— START OF RECORD EXCERPTS —

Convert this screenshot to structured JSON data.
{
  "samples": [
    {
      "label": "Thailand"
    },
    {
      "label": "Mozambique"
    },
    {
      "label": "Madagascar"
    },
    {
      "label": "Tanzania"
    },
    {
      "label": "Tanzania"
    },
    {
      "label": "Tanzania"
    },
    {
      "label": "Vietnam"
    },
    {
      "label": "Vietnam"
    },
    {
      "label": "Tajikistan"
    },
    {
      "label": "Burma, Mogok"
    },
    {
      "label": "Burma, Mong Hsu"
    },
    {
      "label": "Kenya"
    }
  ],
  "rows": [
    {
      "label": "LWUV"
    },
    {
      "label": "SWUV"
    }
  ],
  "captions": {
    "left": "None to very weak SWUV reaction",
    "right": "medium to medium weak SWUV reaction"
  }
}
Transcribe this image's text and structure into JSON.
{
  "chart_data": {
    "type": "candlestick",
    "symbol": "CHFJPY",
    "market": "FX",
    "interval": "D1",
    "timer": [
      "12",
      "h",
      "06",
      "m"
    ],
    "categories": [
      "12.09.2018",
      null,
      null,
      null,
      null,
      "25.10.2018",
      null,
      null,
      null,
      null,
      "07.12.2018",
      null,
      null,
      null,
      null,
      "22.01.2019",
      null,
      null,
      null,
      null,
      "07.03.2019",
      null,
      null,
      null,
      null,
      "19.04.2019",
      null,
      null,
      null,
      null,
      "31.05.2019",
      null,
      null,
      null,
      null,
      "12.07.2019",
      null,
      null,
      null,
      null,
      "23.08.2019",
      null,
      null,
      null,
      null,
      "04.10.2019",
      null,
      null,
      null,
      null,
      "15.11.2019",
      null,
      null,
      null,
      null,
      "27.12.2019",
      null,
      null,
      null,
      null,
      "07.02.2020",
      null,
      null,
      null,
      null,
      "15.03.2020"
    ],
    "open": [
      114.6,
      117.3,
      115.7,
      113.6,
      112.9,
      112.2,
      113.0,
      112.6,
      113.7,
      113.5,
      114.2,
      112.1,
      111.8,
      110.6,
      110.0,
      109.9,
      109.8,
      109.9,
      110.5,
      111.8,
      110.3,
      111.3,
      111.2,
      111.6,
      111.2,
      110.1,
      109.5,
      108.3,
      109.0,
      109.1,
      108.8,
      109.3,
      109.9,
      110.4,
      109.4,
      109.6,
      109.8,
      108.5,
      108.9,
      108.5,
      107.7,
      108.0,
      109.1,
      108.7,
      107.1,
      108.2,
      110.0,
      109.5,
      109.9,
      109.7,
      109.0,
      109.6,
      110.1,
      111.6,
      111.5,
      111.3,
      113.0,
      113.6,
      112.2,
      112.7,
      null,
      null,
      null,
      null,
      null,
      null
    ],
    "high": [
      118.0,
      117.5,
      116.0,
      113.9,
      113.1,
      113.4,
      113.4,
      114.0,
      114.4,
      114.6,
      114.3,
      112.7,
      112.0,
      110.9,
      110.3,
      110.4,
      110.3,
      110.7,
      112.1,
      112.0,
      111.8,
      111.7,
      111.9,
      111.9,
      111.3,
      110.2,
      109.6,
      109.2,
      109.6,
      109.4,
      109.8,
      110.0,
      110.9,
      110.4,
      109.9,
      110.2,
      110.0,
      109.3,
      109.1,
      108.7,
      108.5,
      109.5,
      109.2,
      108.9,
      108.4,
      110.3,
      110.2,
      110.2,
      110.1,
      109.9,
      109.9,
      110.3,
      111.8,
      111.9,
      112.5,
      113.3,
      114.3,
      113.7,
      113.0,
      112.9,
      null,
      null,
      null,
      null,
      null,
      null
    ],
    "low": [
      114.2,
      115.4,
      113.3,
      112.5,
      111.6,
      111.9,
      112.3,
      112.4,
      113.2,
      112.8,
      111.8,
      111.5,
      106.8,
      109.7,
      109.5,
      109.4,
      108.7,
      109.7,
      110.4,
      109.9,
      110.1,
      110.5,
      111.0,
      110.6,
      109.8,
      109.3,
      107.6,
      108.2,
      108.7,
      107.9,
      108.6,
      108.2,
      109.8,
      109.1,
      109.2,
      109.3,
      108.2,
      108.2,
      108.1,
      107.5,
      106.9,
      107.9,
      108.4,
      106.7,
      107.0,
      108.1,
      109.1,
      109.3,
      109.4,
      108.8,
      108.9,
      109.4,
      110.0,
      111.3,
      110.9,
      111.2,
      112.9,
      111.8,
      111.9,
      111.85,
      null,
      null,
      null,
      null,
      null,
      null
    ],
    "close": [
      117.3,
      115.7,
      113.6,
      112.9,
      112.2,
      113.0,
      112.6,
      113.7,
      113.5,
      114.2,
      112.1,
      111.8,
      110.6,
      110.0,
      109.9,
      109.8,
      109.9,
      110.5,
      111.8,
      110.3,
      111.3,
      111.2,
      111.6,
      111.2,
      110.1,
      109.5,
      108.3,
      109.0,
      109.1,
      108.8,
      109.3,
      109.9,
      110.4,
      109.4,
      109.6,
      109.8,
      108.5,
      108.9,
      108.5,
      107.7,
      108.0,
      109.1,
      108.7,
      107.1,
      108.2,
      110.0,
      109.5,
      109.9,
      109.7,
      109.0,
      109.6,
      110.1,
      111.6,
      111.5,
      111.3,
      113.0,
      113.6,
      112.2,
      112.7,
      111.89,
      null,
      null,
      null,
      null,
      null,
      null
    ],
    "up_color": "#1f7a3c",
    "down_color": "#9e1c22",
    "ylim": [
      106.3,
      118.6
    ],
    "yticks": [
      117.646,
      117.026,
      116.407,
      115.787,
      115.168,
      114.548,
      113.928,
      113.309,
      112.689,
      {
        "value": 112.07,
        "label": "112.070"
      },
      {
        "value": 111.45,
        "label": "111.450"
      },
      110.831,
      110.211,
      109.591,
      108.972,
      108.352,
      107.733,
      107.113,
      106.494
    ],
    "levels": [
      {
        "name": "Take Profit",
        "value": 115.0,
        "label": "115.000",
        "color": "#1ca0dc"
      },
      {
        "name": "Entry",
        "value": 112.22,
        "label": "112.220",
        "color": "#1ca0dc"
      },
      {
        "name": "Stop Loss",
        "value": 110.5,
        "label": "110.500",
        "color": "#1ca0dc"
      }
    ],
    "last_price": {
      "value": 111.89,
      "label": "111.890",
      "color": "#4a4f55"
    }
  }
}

— END OF RECORD EXCERPTS —

> **THE EXERCISE**: Give every line of the material that includes the string "weak".

> **SOLUTION FOR THIS PROBLEM**:
    "left": "None to very weak SWUV reaction",
    "right": "medium to medium weak SWUV reaction"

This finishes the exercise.